Work to be completed.
Every record must be repeated exactly; omit any pictures they contain.

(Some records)
○ ○ ○ ○ ○

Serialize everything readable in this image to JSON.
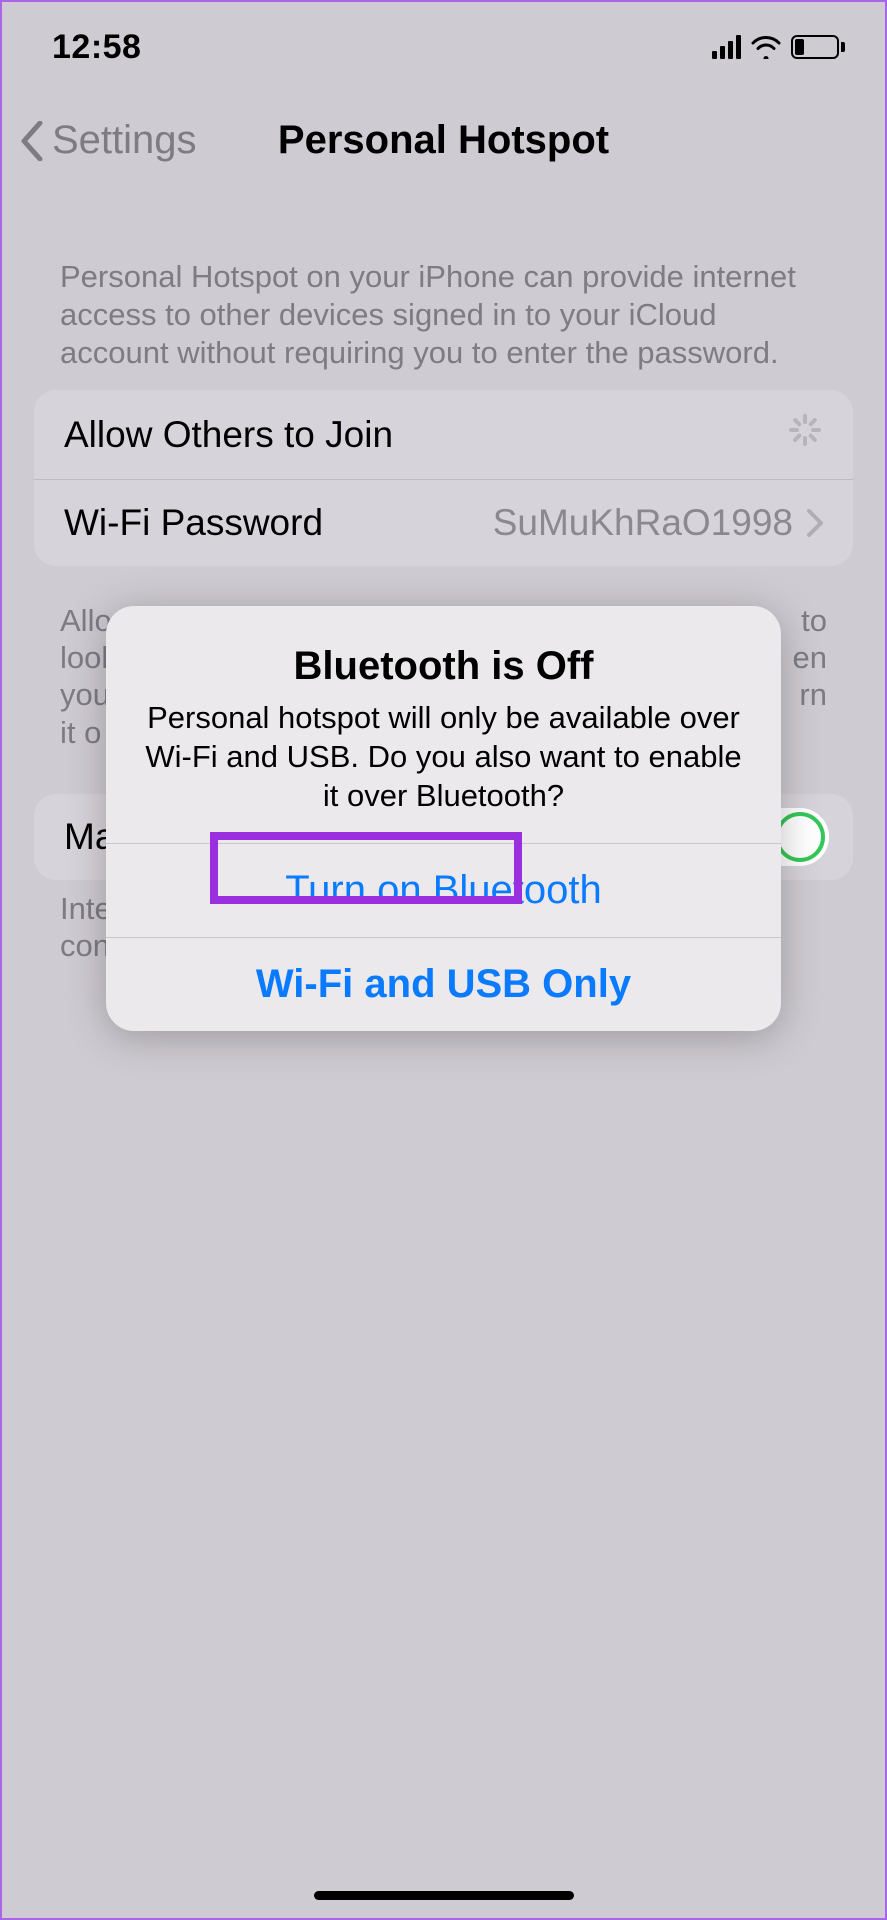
{
  "status": {
    "time": "12:58"
  },
  "nav": {
    "back_label": "Settings",
    "title": "Personal Hotspot"
  },
  "description": "Personal Hotspot on your iPhone can provide internet access to other devices signed in to your iCloud account without requiring you to enter the password.",
  "rows": {
    "allow_others": "Allow Others to Join",
    "wifi_pw_label": "Wi-Fi Password",
    "wifi_pw_value": "SuMuKhRaO1998"
  },
  "allow_footer_front": "Allo",
  "allow_footer_tail_1": "to",
  "allow_footer_line2_front": "look",
  "allow_footer_line2_tail": "en",
  "allow_footer_line3_front": "you",
  "allow_footer_line3_tail": "rn",
  "allow_footer_line4_front": "it o",
  "row2_label_front": "Ma",
  "footer2_line1_front": "Inte",
  "footer2_line2_front": "con",
  "alert": {
    "title": "Bluetooth is Off",
    "message": "Personal hotspot will only be available over Wi-Fi and USB. Do you also want to enable it over Bluetooth?",
    "btn_primary": "Turn on Bluetooth",
    "btn_secondary": "Wi-Fi and USB Only"
  }
}
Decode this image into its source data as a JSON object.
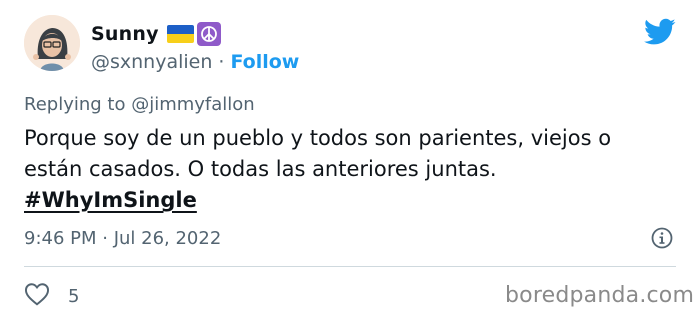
{
  "user": {
    "display_name": "Sunny",
    "handle": "@sxnnyalien",
    "separator": "·",
    "follow_label": "Follow"
  },
  "tweet": {
    "replying_to": "Replying to @jimmyfallon",
    "text_line1": "Porque soy de un pueblo y todos son parientes, viejos o",
    "text_line2": "están casados. O todas las anteriores juntas.",
    "hashtag": "#WhyImSingle",
    "timestamp": "9:46 PM · Jul 26, 2022",
    "like_count": "5"
  },
  "watermark": "boredpanda.com",
  "icons": {
    "brand": "twitter-bird-icon",
    "flag": "ukraine-flag-emoji",
    "peace": "peace-symbol-emoji",
    "info": "info-icon",
    "like": "heart-icon"
  },
  "colors": {
    "accent": "#1d9bf0",
    "text": "#0f1419",
    "muted": "#536471",
    "divider": "#cfd9de"
  }
}
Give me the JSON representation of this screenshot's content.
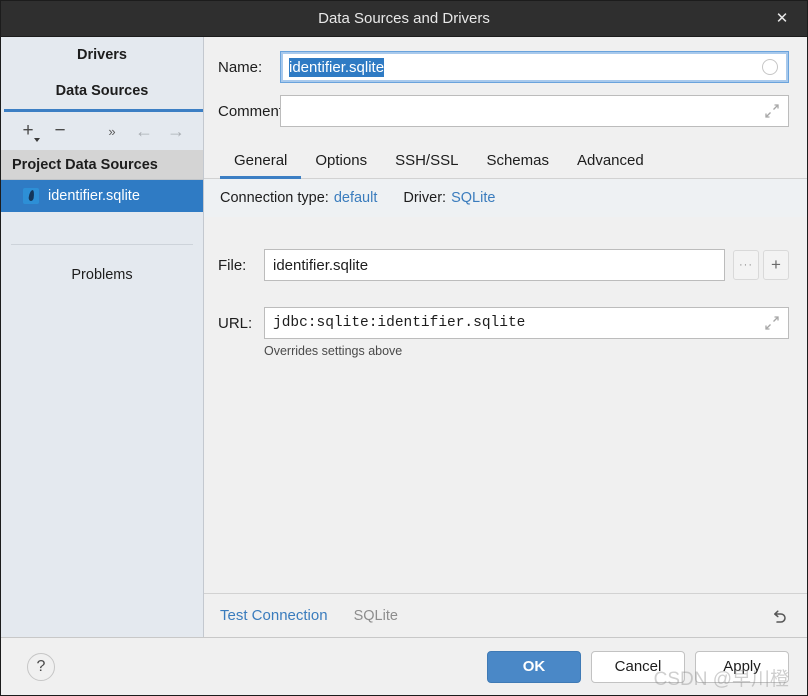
{
  "window": {
    "title": "Data Sources and Drivers",
    "close_icon": "close-icon",
    "close_glyph": "✕"
  },
  "sidebar": {
    "tabs": [
      {
        "label": "Drivers",
        "active": false
      },
      {
        "label": "Data Sources",
        "active": true
      }
    ],
    "toolbar": [
      {
        "name": "add-button",
        "glyph": "+"
      },
      {
        "name": "remove-button",
        "glyph": "−"
      },
      {
        "name": "more-button",
        "glyph": "»"
      },
      {
        "name": "back-button",
        "glyph": "←"
      },
      {
        "name": "forward-button",
        "glyph": "→"
      }
    ],
    "group_header": "Project Data Sources",
    "data_source": {
      "label": "identifier.sqlite",
      "icon": "sqlite-icon",
      "selected": true
    },
    "problems_label": "Problems"
  },
  "form": {
    "name_label": "Name:",
    "name_value": "identifier.sqlite",
    "name_placeholder": "",
    "comment_label": "Comment:",
    "comment_value": "",
    "comment_placeholder": ""
  },
  "tabs": [
    {
      "label": "General",
      "active": true
    },
    {
      "label": "Options",
      "active": false
    },
    {
      "label": "SSH/SSL",
      "active": false
    },
    {
      "label": "Schemas",
      "active": false
    },
    {
      "label": "Advanced",
      "active": false
    }
  ],
  "connection": {
    "type_label": "Connection type:",
    "type_value": "default",
    "driver_label": "Driver:",
    "driver_value": "SQLite"
  },
  "general": {
    "file_label": "File:",
    "file_value": "identifier.sqlite",
    "file_placeholder": "",
    "browse_glyph": "···",
    "add_glyph": "+",
    "url_label": "URL:",
    "url_value": "jdbc:sqlite:identifier.sqlite",
    "url_placeholder": "",
    "hint": "Overrides settings above"
  },
  "footer": {
    "test_connection": "Test Connection",
    "driver_name": "SQLite",
    "reset_icon": "undo-icon",
    "help_glyph": "?",
    "buttons": [
      {
        "label": "OK",
        "primary": true
      },
      {
        "label": "Cancel",
        "primary": false
      },
      {
        "label": "Apply",
        "primary": false
      }
    ]
  },
  "watermark": "CSDN @早川橙",
  "colors": {
    "accent": "#3c7fc4",
    "selection": "#2f7bc4",
    "link": "#3a7cbd",
    "titlebar": "#2f2f2f",
    "sidebar_bg": "#e4e9ef",
    "panel_bg": "#f0f0f0",
    "primary_button": "#4a88c7"
  }
}
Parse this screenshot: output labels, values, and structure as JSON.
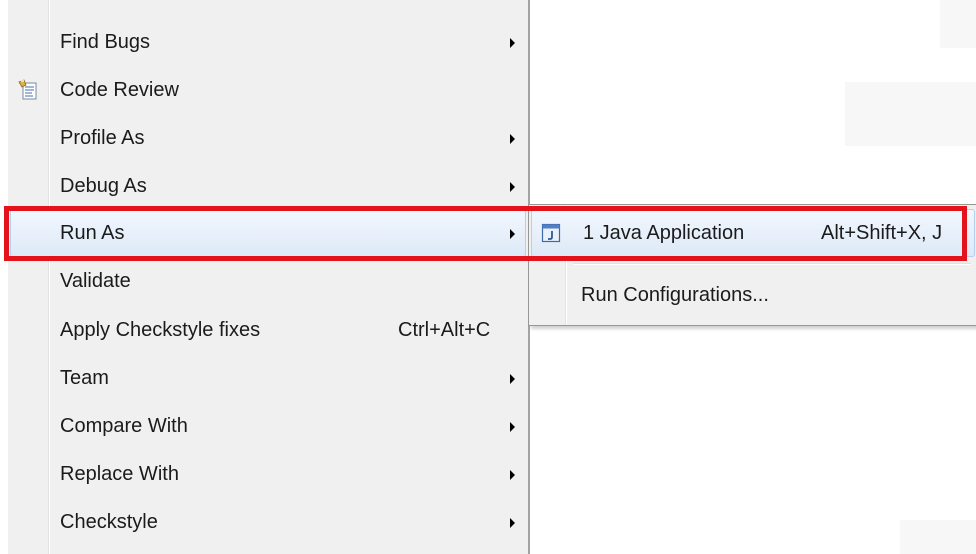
{
  "menu": {
    "items": [
      {
        "label": "Find Bugs",
        "accel": "",
        "submenu": true,
        "icon": ""
      },
      {
        "label": "Code Review",
        "accel": "",
        "submenu": false,
        "icon": "code-review-icon"
      },
      {
        "label": "Profile As",
        "accel": "",
        "submenu": true,
        "icon": ""
      },
      {
        "label": "Debug As",
        "accel": "",
        "submenu": true,
        "icon": ""
      },
      {
        "label": "Run As",
        "accel": "",
        "submenu": true,
        "icon": "",
        "highlighted": true
      },
      {
        "label": "Validate",
        "accel": "",
        "submenu": false,
        "icon": ""
      },
      {
        "label": "Apply Checkstyle fixes",
        "accel": "Ctrl+Alt+C",
        "submenu": false,
        "icon": ""
      },
      {
        "label": "Team",
        "accel": "",
        "submenu": true,
        "icon": ""
      },
      {
        "label": "Compare With",
        "accel": "",
        "submenu": true,
        "icon": ""
      },
      {
        "label": "Replace With",
        "accel": "",
        "submenu": true,
        "icon": ""
      },
      {
        "label": "Checkstyle",
        "accel": "",
        "submenu": true,
        "icon": ""
      }
    ]
  },
  "submenu": {
    "items": [
      {
        "label": "1 Java Application",
        "accel": "Alt+Shift+X, J",
        "icon": "java-application-icon",
        "highlighted": true
      },
      {
        "label": "Run Configurations...",
        "accel": "",
        "icon": ""
      }
    ]
  },
  "colors": {
    "menu_background": "#f0f0f0",
    "highlight": "#dde9f8",
    "annotation_border": "#e3121b"
  }
}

○ ○ ○ ○ ○

Answer.
Serialize everything readable in this image to JSON.
{
  "status": {
    "time": "12:58"
  },
  "nav": {
    "back_label": "Settings",
    "title": "Personal Hotspot"
  },
  "description": "Personal Hotspot on your iPhone can provide internet access to other devices signed in to your iCloud account without requiring you to enter the password.",
  "rows": {
    "allow_others": "Allow Others to Join",
    "wifi_pw_label": "Wi-Fi Password",
    "wifi_pw_value": "SuMuKhRaO1998"
  },
  "allow_footer_front": "Allo",
  "allow_footer_tail_1": "to",
  "allow_footer_line2_front": "look",
  "allow_footer_line2_tail": "en",
  "allow_footer_line3_front": "you",
  "allow_footer_line3_tail": "rn",
  "allow_footer_line4_front": "it o",
  "row2_label_front": "Ma",
  "footer2_line1_front": "Inte",
  "footer2_line2_front": "con",
  "alert": {
    "title": "Bluetooth is Off",
    "message": "Personal hotspot will only be available over Wi-Fi and USB. Do you also want to enable it over Bluetooth?",
    "btn_primary": "Turn on Bluetooth",
    "btn_secondary": "Wi-Fi and USB Only"
  }
}
Decode this image into its source data as a JSON object.
{
  "user": {
    "display_name": "Sunny",
    "handle": "@sxnnyalien",
    "separator": "·",
    "follow_label": "Follow"
  },
  "tweet": {
    "replying_to": "Replying to @jimmyfallon",
    "text_line1": "Porque soy de un pueblo y todos son parientes, viejos o",
    "text_line2": "están casados. O todas las anteriores juntas.",
    "hashtag": "#WhyImSingle",
    "timestamp": "9:46 PM · Jul 26, 2022",
    "like_count": "5"
  },
  "watermark": "boredpanda.com",
  "icons": {
    "brand": "twitter-bird-icon",
    "flag": "ukraine-flag-emoji",
    "peace": "peace-symbol-emoji",
    "info": "info-icon",
    "like": "heart-icon"
  },
  "colors": {
    "accent": "#1d9bf0",
    "text": "#0f1419",
    "muted": "#536471",
    "divider": "#cfd9de"
  }
}
Give me the JSON representation of this screenshot's content.
{
  "window": {
    "title": "Data Sources and Drivers",
    "close_icon": "close-icon",
    "close_glyph": "✕"
  },
  "sidebar": {
    "tabs": [
      {
        "label": "Drivers",
        "active": false
      },
      {
        "label": "Data Sources",
        "active": true
      }
    ],
    "toolbar": [
      {
        "name": "add-button",
        "glyph": "+"
      },
      {
        "name": "remove-button",
        "glyph": "−"
      },
      {
        "name": "more-button",
        "glyph": "»"
      },
      {
        "name": "back-button",
        "glyph": "←"
      },
      {
        "name": "forward-button",
        "glyph": "→"
      }
    ],
    "group_header": "Project Data Sources",
    "data_source": {
      "label": "identifier.sqlite",
      "icon": "sqlite-icon",
      "selected": true
    },
    "problems_label": "Problems"
  },
  "form": {
    "name_label": "Name:",
    "name_value": "identifier.sqlite",
    "name_placeholder": "",
    "comment_label": "Comment:",
    "comment_value": "",
    "comment_placeholder": ""
  },
  "tabs": [
    {
      "label": "General",
      "active": true
    },
    {
      "label": "Options",
      "active": false
    },
    {
      "label": "SSH/SSL",
      "active": false
    },
    {
      "label": "Schemas",
      "active": false
    },
    {
      "label": "Advanced",
      "active": false
    }
  ],
  "connection": {
    "type_label": "Connection type:",
    "type_value": "default",
    "driver_label": "Driver:",
    "driver_value": "SQLite"
  },
  "general": {
    "file_label": "File:",
    "file_value": "identifier.sqlite",
    "file_placeholder": "",
    "browse_glyph": "···",
    "add_glyph": "+",
    "url_label": "URL:",
    "url_value": "jdbc:sqlite:identifier.sqlite",
    "url_placeholder": "",
    "hint": "Overrides settings above"
  },
  "footer": {
    "test_connection": "Test Connection",
    "driver_name": "SQLite",
    "reset_icon": "undo-icon",
    "help_glyph": "?",
    "buttons": [
      {
        "label": "OK",
        "primary": true
      },
      {
        "label": "Cancel",
        "primary": false
      },
      {
        "label": "Apply",
        "primary": false
      }
    ]
  },
  "watermark": "CSDN @早川橙",
  "colors": {
    "accent": "#3c7fc4",
    "selection": "#2f7bc4",
    "link": "#3a7cbd",
    "titlebar": "#2f2f2f",
    "sidebar_bg": "#e4e9ef",
    "panel_bg": "#f0f0f0",
    "primary_button": "#4a88c7"
  }
}
Parse this screenshot: output labels, values, and structure as JSON.
{
  "menu": {
    "items": [
      {
        "label": "Find Bugs",
        "accel": "",
        "submenu": true,
        "icon": ""
      },
      {
        "label": "Code Review",
        "accel": "",
        "submenu": false,
        "icon": "code-review-icon"
      },
      {
        "label": "Profile As",
        "accel": "",
        "submenu": true,
        "icon": ""
      },
      {
        "label": "Debug As",
        "accel": "",
        "submenu": true,
        "icon": ""
      },
      {
        "label": "Run As",
        "accel": "",
        "submenu": true,
        "icon": "",
        "highlighted": true
      },
      {
        "label": "Validate",
        "accel": "",
        "submenu": false,
        "icon": ""
      },
      {
        "label": "Apply Checkstyle fixes",
        "accel": "Ctrl+Alt+C",
        "submenu": false,
        "icon": ""
      },
      {
        "label": "Team",
        "accel": "",
        "submenu": true,
        "icon": ""
      },
      {
        "label": "Compare With",
        "accel": "",
        "submenu": true,
        "icon": ""
      },
      {
        "label": "Replace With",
        "accel": "",
        "submenu": true,
        "icon": ""
      },
      {
        "label": "Checkstyle",
        "accel": "",
        "submenu": true,
        "icon": ""
      }
    ]
  },
  "submenu": {
    "items": [
      {
        "label": "1 Java Application",
        "accel": "Alt+Shift+X, J",
        "icon": "java-application-icon",
        "highlighted": true
      },
      {
        "label": "Run Configurations...",
        "accel": "",
        "icon": ""
      }
    ]
  },
  "colors": {
    "menu_background": "#f0f0f0",
    "highlight": "#dde9f8",
    "annotation_border": "#e3121b"
  }
}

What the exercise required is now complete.